• Required task
Gather all lines from the material that contain the word "name".

------ Material shown ------

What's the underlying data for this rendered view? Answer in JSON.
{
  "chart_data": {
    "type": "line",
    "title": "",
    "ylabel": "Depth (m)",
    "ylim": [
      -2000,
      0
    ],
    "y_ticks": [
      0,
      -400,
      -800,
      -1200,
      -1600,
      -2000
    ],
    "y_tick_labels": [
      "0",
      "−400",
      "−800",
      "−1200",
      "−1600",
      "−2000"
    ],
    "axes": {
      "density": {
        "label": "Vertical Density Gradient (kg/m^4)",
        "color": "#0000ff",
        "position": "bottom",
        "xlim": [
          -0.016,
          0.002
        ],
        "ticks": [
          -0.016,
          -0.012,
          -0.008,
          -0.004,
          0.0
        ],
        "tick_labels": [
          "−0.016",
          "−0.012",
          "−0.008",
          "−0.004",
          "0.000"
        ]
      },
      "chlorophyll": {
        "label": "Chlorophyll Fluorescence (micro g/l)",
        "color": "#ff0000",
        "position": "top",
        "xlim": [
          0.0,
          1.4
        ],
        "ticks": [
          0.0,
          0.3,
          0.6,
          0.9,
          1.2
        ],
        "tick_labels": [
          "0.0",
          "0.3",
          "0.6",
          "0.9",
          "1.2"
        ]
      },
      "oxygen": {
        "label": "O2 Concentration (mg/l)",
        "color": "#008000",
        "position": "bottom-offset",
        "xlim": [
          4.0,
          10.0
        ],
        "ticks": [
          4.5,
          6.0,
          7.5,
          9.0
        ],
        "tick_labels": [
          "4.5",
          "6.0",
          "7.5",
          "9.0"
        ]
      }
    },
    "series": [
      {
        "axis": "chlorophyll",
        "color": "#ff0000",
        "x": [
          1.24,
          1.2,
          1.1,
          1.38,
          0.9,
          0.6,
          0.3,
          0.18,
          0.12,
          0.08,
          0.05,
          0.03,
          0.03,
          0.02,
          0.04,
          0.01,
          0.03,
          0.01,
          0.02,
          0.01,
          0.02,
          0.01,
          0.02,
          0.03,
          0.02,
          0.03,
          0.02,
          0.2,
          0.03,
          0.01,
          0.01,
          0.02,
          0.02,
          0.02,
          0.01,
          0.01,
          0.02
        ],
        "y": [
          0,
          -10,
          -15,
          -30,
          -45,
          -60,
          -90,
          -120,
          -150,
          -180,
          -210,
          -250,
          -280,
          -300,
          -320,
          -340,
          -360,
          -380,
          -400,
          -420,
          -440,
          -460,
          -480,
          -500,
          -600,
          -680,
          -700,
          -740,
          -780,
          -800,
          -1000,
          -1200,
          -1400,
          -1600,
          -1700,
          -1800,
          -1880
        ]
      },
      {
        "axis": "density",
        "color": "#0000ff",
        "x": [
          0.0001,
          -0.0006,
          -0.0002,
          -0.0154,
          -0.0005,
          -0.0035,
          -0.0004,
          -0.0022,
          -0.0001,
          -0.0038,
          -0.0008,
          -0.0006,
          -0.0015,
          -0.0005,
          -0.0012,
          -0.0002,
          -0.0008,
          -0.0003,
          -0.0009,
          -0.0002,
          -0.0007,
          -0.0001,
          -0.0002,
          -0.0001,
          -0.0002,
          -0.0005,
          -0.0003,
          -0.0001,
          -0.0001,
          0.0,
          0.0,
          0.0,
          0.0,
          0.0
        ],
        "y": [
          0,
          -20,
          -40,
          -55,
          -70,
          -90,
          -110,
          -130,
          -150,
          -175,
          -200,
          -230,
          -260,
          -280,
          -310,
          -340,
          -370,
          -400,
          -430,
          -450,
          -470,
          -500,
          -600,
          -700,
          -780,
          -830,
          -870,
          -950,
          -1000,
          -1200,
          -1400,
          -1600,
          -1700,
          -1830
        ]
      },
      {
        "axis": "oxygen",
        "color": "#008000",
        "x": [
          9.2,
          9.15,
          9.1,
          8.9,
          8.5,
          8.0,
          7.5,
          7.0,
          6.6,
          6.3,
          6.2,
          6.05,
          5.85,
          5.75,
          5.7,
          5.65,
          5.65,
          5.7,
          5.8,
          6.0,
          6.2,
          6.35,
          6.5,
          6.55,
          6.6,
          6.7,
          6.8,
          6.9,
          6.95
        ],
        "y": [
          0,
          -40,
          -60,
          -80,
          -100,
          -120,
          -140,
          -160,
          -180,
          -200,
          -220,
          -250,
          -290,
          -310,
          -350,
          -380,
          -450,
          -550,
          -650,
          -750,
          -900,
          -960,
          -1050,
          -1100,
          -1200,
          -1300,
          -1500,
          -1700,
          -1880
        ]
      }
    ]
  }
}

------
------ Material shown ------

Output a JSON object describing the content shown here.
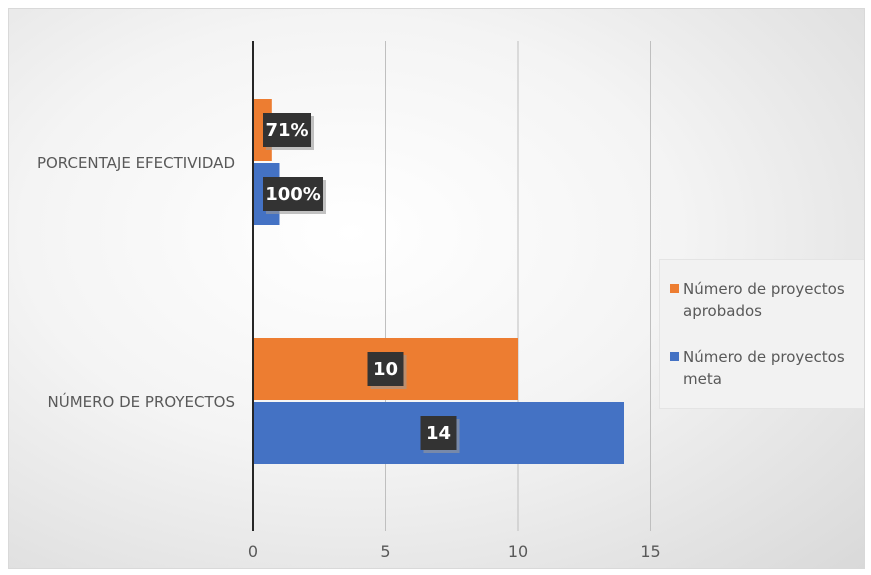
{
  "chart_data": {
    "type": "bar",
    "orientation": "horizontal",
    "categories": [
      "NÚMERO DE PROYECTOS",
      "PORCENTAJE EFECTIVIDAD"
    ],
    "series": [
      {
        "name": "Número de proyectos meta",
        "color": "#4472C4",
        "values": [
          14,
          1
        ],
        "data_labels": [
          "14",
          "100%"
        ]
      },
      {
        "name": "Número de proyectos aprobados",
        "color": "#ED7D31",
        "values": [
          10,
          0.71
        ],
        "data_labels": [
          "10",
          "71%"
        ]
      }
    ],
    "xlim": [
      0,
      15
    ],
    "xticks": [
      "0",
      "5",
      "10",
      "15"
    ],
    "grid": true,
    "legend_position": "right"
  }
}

------

• Task result
        "name": "Número de proyectos meta",
        "name": "Número de proyectos aprobados",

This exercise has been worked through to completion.